#### RECORDS SUPPLIED
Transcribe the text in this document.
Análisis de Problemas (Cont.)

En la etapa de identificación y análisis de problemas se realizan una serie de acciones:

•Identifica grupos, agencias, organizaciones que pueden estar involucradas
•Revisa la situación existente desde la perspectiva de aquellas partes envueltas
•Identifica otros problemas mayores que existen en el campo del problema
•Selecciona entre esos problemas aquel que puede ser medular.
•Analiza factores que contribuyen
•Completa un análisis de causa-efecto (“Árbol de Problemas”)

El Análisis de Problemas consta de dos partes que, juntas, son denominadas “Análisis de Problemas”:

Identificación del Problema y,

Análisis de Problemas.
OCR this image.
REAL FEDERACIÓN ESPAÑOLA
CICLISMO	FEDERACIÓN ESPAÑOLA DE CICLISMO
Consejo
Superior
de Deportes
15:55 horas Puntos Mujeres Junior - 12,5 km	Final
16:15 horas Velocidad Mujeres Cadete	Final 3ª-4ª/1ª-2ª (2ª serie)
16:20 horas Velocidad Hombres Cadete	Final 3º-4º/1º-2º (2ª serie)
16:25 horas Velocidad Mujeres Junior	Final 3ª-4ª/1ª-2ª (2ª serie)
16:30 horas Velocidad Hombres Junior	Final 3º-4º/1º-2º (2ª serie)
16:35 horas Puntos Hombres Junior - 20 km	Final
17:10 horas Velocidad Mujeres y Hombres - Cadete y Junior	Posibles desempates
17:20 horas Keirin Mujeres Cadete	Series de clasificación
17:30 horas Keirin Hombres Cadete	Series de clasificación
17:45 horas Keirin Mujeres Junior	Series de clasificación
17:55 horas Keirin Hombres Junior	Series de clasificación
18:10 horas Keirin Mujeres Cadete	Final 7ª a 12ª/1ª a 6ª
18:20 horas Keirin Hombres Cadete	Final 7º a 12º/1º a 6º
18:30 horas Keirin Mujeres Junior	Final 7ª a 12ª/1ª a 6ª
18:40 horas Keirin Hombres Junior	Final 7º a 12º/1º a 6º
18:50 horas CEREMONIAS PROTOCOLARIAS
########
◆ **AIM**
Exactly as they are written, print the entries again.

◆ **REPLY TO THE TASK**
Transcribe the text in this document.
Análisis de Problemas (Cont.)

En la etapa de identificación y análisis de problemas se realizan una serie de acciones:

•Identifica grupos, agencias, organizaciones que pueden estar involucradas
•Revisa la situación existente desde la perspectiva de aquellas partes envueltas
•Identifica otros problemas mayores que existen en el campo del problema
•Selecciona entre esos problemas aquel que puede ser medular.
•Analiza factores que contribuyen
•Completa un análisis de causa-efecto (“Árbol de Problemas”)

El Análisis de Problemas consta de dos partes que, juntas, son denominadas “Análisis de Problemas”:

Identificación del Problema y,

Análisis de Problemas.
OCR this image.
REAL FEDERACIÓN ESPAÑOLA
CICLISMO	FEDERACIÓN ESPAÑOLA DE CICLISMO
Consejo
Superior
de Deportes
15:55 horas Puntos Mujeres Junior - 12,5 km	Final
16:15 horas Velocidad Mujeres Cadete	Final 3ª-4ª/1ª-2ª (2ª serie)
16:20 horas Velocidad Hombres Cadete	Final 3º-4º/1º-2º (2ª serie)
16:25 horas Velocidad Mujeres Junior	Final 3ª-4ª/1ª-2ª (2ª serie)
16:30 horas Velocidad Hombres Junior	Final 3º-4º/1º-2º (2ª serie)
16:35 horas Puntos Hombres Junior - 20 km	Final
17:10 horas Velocidad Mujeres y Hombres - Cadete y Junior	Posibles desempates
17:20 horas Keirin Mujeres Cadete	Series de clasificación
17:30 horas Keirin Hombres Cadete	Series de clasificación
17:45 horas Keirin Mujeres Junior	Series de clasificación
17:55 horas Keirin Hombres Junior	Series de clasificación
18:10 horas Keirin Mujeres Cadete	Final 7ª a 12ª/1ª a 6ª
18:20 horas Keirin Hombres Cadete	Final 7º a 12º/1º a 6º
18:30 horas Keirin Mujeres Junior	Final 7ª a 12ª/1ª a 6ª
18:40 horas Keirin Hombres Junior	Final 7º a 12º/1º a 6º
18:50 horas CEREMONIAS PROTOCOLARIAS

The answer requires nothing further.